Reply with the count of lines holding "Load", nothing more.
━━━ EXTRACTED MATERIAL ━━━
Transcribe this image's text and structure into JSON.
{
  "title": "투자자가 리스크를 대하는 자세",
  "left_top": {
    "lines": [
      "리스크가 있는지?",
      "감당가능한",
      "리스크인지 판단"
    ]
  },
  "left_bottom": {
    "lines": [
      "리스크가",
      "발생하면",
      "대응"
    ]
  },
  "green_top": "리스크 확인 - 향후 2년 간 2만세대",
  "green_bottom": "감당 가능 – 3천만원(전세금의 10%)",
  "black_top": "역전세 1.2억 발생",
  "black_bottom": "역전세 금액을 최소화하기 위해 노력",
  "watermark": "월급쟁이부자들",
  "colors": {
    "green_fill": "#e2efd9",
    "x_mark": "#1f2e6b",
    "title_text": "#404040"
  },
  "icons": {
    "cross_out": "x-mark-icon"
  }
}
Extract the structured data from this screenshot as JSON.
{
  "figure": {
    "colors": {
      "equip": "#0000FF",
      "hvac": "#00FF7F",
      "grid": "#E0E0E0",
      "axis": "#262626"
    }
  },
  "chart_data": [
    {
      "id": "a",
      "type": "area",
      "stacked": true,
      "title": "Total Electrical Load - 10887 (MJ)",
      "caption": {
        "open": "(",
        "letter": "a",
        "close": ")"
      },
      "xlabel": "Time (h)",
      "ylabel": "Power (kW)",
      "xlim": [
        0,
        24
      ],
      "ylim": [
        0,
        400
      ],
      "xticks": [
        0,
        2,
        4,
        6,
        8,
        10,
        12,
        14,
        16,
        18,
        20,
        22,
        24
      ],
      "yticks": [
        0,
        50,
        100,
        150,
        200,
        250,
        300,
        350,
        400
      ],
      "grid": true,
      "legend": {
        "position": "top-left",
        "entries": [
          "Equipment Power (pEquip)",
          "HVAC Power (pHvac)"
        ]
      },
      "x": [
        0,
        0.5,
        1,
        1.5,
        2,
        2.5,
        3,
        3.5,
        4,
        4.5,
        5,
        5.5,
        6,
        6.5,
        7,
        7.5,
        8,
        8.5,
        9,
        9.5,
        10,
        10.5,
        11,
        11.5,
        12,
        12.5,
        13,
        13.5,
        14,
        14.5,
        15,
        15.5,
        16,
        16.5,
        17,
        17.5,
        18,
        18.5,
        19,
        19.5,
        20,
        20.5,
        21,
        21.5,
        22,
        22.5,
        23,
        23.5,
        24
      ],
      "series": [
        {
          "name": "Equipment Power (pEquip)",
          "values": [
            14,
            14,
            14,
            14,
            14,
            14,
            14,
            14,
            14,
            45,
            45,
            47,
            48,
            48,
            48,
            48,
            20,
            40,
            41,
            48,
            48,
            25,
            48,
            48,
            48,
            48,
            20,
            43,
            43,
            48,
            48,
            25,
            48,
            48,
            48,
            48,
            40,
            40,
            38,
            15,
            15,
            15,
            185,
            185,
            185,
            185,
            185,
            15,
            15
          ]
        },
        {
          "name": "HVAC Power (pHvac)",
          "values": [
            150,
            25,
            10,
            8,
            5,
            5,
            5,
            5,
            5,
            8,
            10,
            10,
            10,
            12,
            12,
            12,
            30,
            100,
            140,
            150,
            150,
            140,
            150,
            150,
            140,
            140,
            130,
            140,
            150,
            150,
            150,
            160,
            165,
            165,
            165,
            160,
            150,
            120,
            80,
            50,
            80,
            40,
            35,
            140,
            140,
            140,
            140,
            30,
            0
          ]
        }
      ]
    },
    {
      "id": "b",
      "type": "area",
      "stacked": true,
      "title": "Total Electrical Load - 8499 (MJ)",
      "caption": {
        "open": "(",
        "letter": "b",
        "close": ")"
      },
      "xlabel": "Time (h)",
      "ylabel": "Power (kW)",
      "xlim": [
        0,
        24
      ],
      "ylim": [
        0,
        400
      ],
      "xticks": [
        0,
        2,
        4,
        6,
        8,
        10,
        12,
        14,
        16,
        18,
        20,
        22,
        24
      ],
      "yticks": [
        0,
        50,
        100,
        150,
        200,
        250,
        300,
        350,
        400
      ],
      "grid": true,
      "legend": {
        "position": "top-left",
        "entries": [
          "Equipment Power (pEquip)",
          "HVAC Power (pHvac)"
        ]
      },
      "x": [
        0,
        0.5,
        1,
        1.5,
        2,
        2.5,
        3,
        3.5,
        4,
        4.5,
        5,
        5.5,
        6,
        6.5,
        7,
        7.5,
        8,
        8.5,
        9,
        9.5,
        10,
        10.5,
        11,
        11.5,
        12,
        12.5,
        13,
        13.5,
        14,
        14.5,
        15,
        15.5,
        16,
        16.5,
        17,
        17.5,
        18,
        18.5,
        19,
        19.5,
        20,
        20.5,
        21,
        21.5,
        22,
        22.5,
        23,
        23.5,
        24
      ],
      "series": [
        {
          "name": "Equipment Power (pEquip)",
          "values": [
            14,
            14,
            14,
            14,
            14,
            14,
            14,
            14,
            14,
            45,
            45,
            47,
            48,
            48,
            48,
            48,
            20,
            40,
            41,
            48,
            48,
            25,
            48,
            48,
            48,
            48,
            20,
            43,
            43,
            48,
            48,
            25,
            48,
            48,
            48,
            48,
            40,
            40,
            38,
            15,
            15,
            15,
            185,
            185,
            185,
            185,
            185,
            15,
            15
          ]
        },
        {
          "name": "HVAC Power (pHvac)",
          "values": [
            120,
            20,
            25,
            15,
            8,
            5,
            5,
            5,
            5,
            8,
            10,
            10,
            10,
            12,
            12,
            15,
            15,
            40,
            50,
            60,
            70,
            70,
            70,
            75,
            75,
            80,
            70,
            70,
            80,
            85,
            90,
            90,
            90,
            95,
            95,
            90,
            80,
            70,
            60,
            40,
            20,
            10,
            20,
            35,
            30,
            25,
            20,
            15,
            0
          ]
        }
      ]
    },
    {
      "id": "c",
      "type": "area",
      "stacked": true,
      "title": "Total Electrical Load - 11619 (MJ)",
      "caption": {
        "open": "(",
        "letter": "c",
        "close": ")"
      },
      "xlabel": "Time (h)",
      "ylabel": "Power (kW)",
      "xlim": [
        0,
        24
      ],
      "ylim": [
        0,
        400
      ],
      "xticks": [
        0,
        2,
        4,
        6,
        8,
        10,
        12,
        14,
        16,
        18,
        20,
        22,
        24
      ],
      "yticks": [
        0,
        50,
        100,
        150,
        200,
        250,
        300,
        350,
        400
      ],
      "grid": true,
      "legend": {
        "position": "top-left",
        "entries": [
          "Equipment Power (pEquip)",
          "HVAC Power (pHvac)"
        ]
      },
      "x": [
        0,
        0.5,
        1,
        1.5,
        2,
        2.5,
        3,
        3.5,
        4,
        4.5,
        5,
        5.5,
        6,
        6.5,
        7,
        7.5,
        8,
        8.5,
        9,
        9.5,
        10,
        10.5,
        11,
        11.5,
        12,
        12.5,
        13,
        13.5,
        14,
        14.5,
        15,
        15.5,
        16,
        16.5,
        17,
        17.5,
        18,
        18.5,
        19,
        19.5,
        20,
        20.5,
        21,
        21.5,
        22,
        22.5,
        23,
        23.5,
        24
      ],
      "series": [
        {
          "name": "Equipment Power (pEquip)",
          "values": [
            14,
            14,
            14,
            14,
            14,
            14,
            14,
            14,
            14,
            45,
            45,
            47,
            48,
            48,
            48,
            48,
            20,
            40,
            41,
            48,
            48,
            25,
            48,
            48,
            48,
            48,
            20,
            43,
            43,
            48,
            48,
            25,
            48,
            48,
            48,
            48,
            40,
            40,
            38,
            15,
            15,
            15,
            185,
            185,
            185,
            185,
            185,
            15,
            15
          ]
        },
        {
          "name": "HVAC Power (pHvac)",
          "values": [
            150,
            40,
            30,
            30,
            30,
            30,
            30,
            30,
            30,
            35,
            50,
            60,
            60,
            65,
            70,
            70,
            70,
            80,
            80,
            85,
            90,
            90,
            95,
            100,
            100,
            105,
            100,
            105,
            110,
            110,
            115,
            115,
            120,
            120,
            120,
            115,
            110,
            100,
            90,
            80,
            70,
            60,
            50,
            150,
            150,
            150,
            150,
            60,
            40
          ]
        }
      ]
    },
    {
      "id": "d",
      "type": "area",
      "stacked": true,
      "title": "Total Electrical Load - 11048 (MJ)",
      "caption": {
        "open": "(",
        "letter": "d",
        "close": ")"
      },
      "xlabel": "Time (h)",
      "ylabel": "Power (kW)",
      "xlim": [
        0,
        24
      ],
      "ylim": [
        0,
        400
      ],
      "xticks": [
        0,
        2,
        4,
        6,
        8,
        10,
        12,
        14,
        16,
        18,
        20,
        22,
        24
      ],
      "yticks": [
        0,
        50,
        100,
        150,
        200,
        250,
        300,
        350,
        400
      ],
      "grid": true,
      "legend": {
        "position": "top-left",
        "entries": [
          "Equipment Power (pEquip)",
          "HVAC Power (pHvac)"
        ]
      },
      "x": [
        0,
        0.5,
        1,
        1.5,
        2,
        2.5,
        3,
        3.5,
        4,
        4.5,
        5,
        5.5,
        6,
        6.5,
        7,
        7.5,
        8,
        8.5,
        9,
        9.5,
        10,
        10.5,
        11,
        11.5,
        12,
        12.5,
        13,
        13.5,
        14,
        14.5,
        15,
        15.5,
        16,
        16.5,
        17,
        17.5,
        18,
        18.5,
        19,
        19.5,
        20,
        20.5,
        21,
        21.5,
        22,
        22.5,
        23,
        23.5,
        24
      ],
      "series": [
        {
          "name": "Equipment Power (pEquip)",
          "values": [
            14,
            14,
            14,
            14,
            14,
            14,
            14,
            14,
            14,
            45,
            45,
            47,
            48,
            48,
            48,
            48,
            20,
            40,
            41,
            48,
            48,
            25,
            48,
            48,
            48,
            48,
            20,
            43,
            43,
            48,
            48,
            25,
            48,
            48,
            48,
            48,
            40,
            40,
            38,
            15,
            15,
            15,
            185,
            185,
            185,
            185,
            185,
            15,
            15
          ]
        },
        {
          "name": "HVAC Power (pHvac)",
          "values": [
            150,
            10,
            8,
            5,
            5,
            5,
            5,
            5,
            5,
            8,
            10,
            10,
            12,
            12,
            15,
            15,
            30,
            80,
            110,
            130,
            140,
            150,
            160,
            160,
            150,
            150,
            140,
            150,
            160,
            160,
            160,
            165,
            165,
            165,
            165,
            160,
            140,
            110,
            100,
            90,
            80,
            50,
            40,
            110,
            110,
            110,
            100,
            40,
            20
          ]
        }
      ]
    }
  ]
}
━━━
*OUTPUT FOR THIS EXERCISE:*
4